_WHAT IS ASKED:_ Copy the data that follows, character for character, minus the pictures.

_INPUT RECORDS:_
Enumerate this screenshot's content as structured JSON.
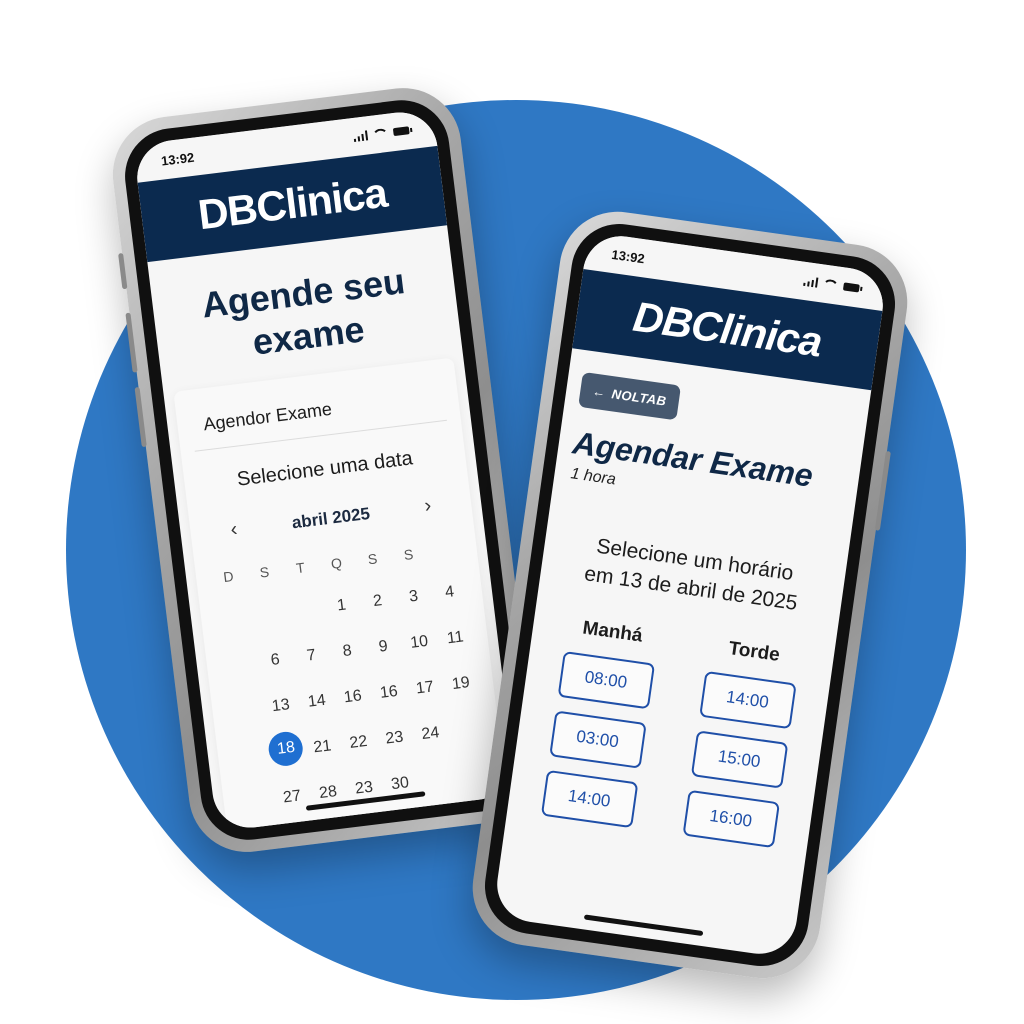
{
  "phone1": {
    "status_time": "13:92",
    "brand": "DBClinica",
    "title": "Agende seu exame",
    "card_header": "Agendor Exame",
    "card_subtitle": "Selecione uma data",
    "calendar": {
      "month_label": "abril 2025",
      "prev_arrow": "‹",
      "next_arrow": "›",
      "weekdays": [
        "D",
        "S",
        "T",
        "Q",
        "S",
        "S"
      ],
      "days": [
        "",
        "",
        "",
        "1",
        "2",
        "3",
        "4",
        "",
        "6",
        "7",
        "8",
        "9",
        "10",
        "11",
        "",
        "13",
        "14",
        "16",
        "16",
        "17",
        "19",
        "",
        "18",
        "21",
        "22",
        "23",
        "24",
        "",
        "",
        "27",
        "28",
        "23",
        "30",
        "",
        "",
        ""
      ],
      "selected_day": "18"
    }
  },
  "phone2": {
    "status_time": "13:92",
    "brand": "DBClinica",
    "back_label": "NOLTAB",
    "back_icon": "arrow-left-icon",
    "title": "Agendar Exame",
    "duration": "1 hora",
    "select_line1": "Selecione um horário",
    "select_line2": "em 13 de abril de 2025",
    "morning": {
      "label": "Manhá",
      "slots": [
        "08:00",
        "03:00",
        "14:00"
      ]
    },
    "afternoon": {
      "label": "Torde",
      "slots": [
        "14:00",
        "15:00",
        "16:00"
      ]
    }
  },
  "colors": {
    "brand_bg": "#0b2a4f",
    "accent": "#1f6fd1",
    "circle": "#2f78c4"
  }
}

_RESPONSE BELOW:_
Enumerate this screenshot's content as structured JSON.
{
  "phone1": {
    "status_time": "13:92",
    "brand": "DBClinica",
    "title": "Agende seu exame",
    "card_header": "Agendor Exame",
    "card_subtitle": "Selecione uma data",
    "calendar": {
      "month_label": "abril 2025",
      "prev_arrow": "‹",
      "next_arrow": "›",
      "weekdays": [
        "D",
        "S",
        "T",
        "Q",
        "S",
        "S"
      ],
      "days": [
        "",
        "",
        "",
        "1",
        "2",
        "3",
        "4",
        "",
        "6",
        "7",
        "8",
        "9",
        "10",
        "11",
        "",
        "13",
        "14",
        "16",
        "16",
        "17",
        "19",
        "",
        "18",
        "21",
        "22",
        "23",
        "24",
        "",
        "",
        "27",
        "28",
        "23",
        "30",
        "",
        "",
        ""
      ],
      "selected_day": "18"
    }
  },
  "phone2": {
    "status_time": "13:92",
    "brand": "DBClinica",
    "back_label": "NOLTAB",
    "back_icon": "arrow-left-icon",
    "title": "Agendar Exame",
    "duration": "1 hora",
    "select_line1": "Selecione um horário",
    "select_line2": "em 13 de abril de 2025",
    "morning": {
      "label": "Manhá",
      "slots": [
        "08:00",
        "03:00",
        "14:00"
      ]
    },
    "afternoon": {
      "label": "Torde",
      "slots": [
        "14:00",
        "15:00",
        "16:00"
      ]
    }
  },
  "colors": {
    "brand_bg": "#0b2a4f",
    "accent": "#1f6fd1",
    "circle": "#2f78c4"
  }
}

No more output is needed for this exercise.